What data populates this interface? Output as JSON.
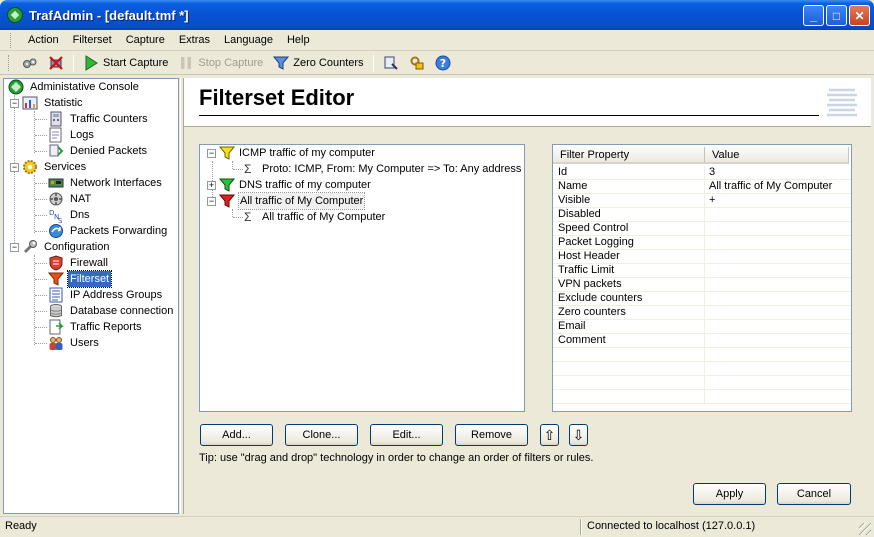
{
  "window": {
    "title": "TrafAdmin - [default.tmf *]",
    "minimize": "_",
    "maximize": "□",
    "close": "✕"
  },
  "menu": [
    "Action",
    "Filterset",
    "Capture",
    "Extras",
    "Language",
    "Help"
  ],
  "toolbar": {
    "start_capture": "Start Capture",
    "stop_capture": "Stop Capture",
    "zero_counters": "Zero Counters"
  },
  "nav_tree": {
    "root": "Administative Console",
    "statistic": "Statistic",
    "traffic_counters": "Traffic Counters",
    "logs": "Logs",
    "denied_packets": "Denied Packets",
    "services": "Services",
    "network_interfaces": "Network Interfaces",
    "nat": "NAT",
    "dns": "Dns",
    "packets_forwarding": "Packets Forwarding",
    "configuration": "Configuration",
    "firewall": "Firewall",
    "filterset": "Filterset",
    "ip_address_groups": "IP Address Groups",
    "database_connection": "Database connection",
    "traffic_reports": "Traffic Reports",
    "users": "Users"
  },
  "editor": {
    "title": "Filterset Editor",
    "filters": {
      "icmp": "ICMP traffic of my computer",
      "icmp_rule": "Proto: ICMP, From: My Computer  => To: Any address",
      "dns": "DNS traffic of my computer",
      "all": "All traffic of My Computer",
      "all_rule": "All traffic of My Computer"
    },
    "props_header": {
      "property": "Filter Property",
      "value": "Value"
    },
    "props": [
      {
        "name": "Id",
        "value": "3"
      },
      {
        "name": "Name",
        "value": "All traffic of My Computer"
      },
      {
        "name": "Visible",
        "value": "+"
      },
      {
        "name": "Disabled",
        "value": ""
      },
      {
        "name": "Speed Control",
        "value": ""
      },
      {
        "name": "Packet Logging",
        "value": ""
      },
      {
        "name": "Host Header",
        "value": ""
      },
      {
        "name": "Traffic Limit",
        "value": ""
      },
      {
        "name": "VPN packets",
        "value": ""
      },
      {
        "name": "Exclude counters",
        "value": ""
      },
      {
        "name": "Zero counters",
        "value": ""
      },
      {
        "name": "Email",
        "value": ""
      },
      {
        "name": "Comment",
        "value": ""
      }
    ],
    "buttons": {
      "add": "Add...",
      "clone": "Clone...",
      "edit": "Edit...",
      "remove": "Remove",
      "up": "⇧",
      "down": "⇩"
    },
    "tip": "Tip: use \"drag and drop\" technology in order to change an order of filters or rules.",
    "apply": "Apply",
    "cancel": "Cancel"
  },
  "status": {
    "left": "Ready",
    "right": "Connected to localhost (127.0.0.1)"
  }
}
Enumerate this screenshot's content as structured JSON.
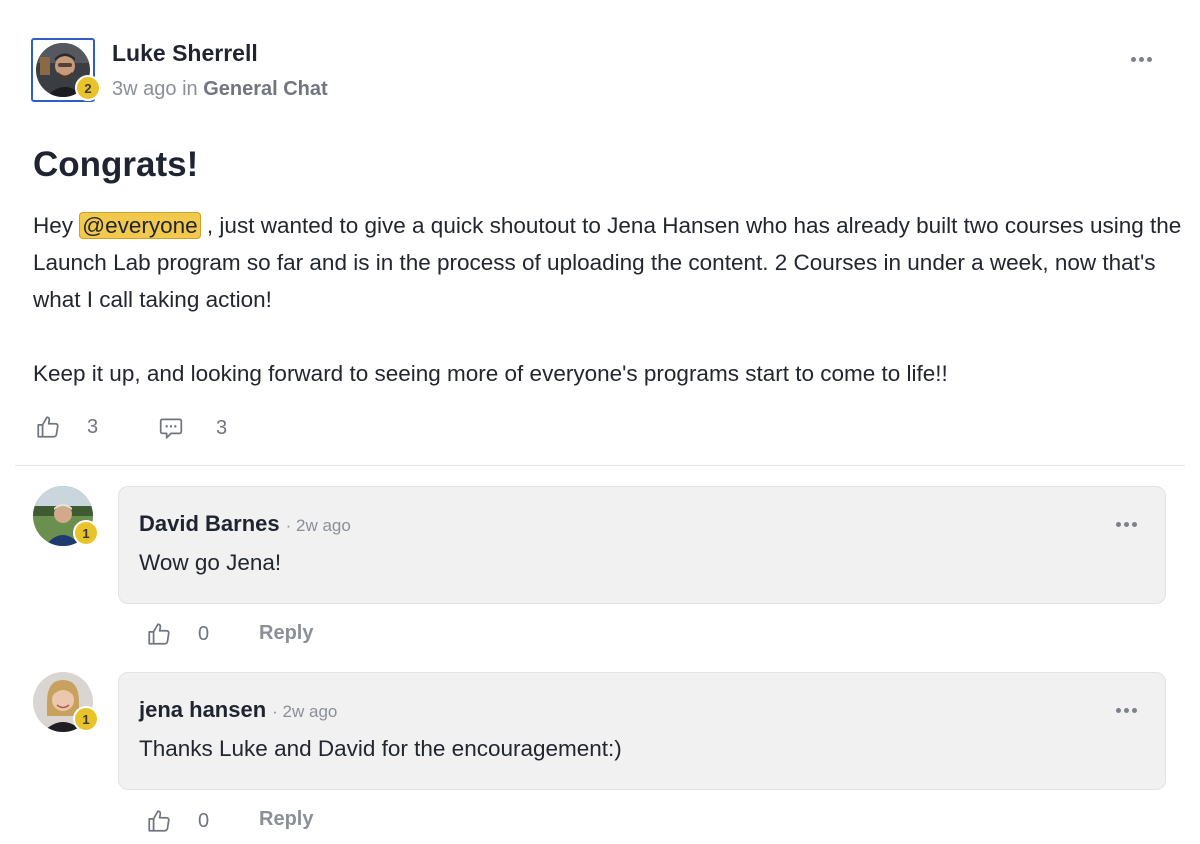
{
  "post": {
    "author": "Luke Sherrell",
    "author_level": "2",
    "time": "3w ago",
    "in_label": "in",
    "channel": "General Chat",
    "title": "Congrats!",
    "body": {
      "p1_prefix": "Hey ",
      "mention": "@everyone",
      "p1_rest": " , just wanted to give a quick shoutout to Jena Hansen who has already built two courses using the Launch Lab program so far and is in the process of uploading the content. 2 Courses in under a week, now that's what I call taking action!",
      "p2": "Keep it up, and looking forward to seeing more of everyone's programs start to come to life!!"
    },
    "like_count": "3",
    "comment_count": "3",
    "more_icon": "more-dots-icon"
  },
  "comments": [
    {
      "author": "David Barnes",
      "level": "1",
      "time": "· 2w ago",
      "text": "Wow go Jena!",
      "like_count": "0",
      "reply_label": "Reply"
    },
    {
      "author": "jena hansen",
      "level": "1",
      "time": "· 2w ago",
      "text": "Thanks Luke and David for the encouragement:)",
      "like_count": "0",
      "reply_label": "Reply"
    }
  ],
  "colors": {
    "mention_bg": "#f2c94c",
    "level_badge": "#e9c32a",
    "avatar_frame": "#2f5fc4",
    "bubble_bg": "#f1f1f2"
  }
}
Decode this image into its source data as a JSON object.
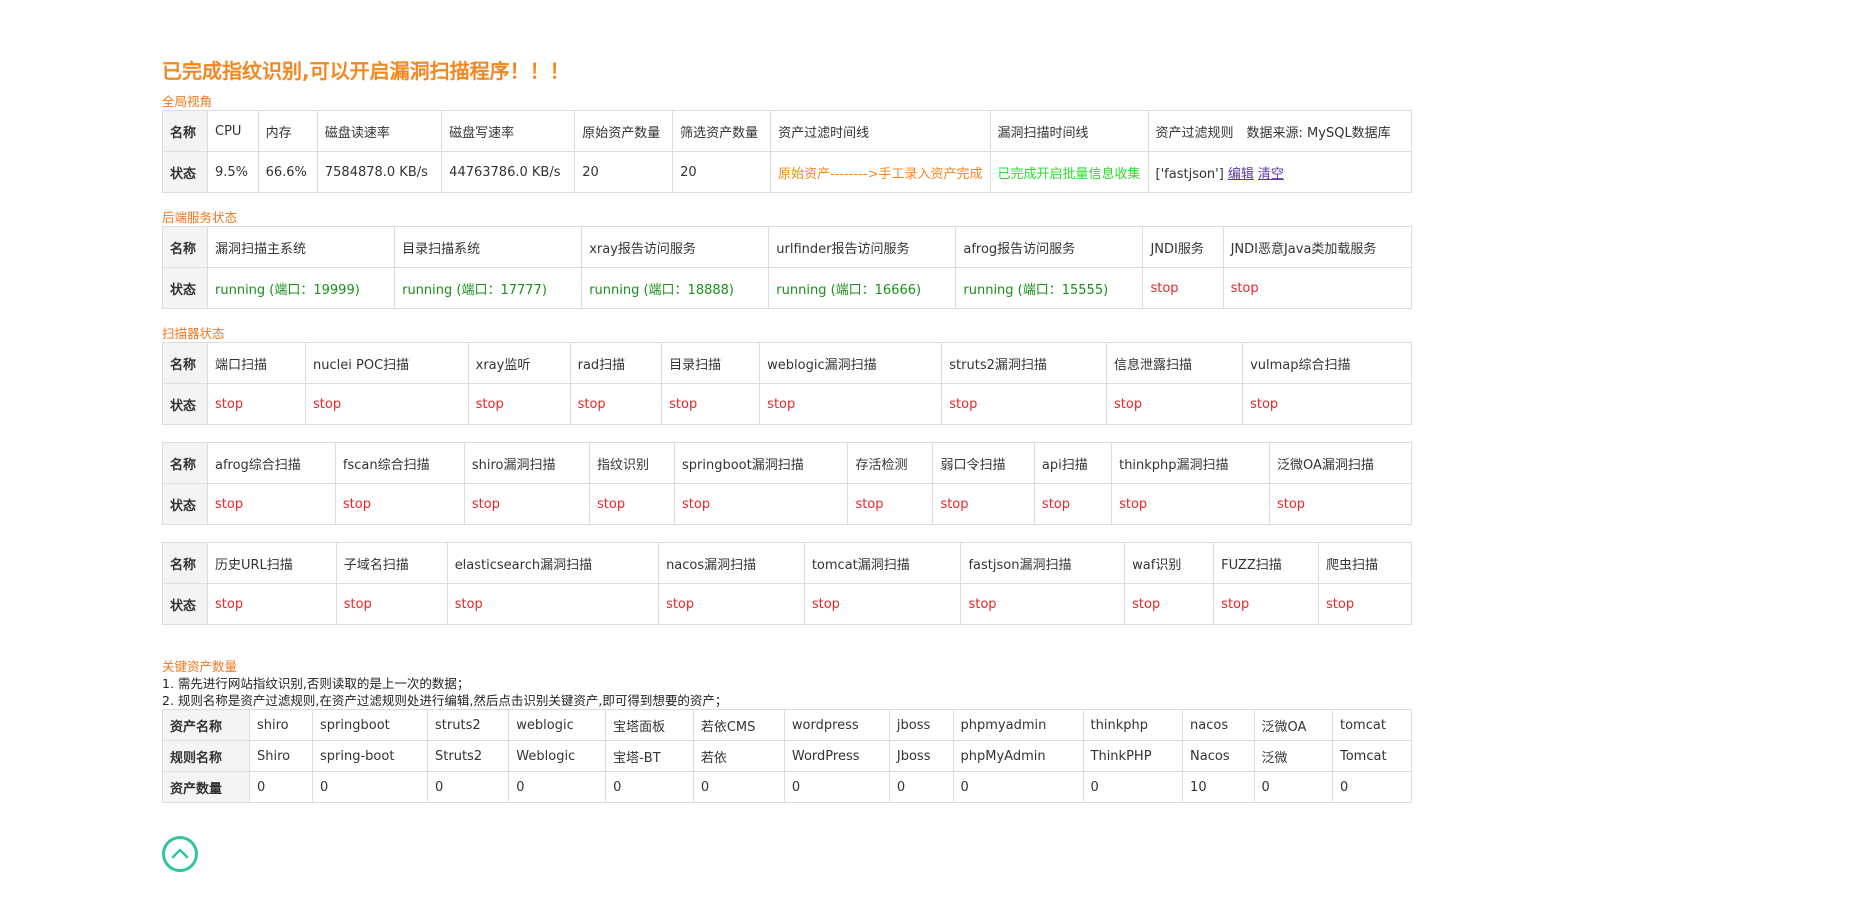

> [Objective] Pick out every line of the listing containing the word "Capture", and show those lines.

> [Solution]
    "Capture",
    "start_capture": "Start Capture",
    "stop_capture": "Stop Capture",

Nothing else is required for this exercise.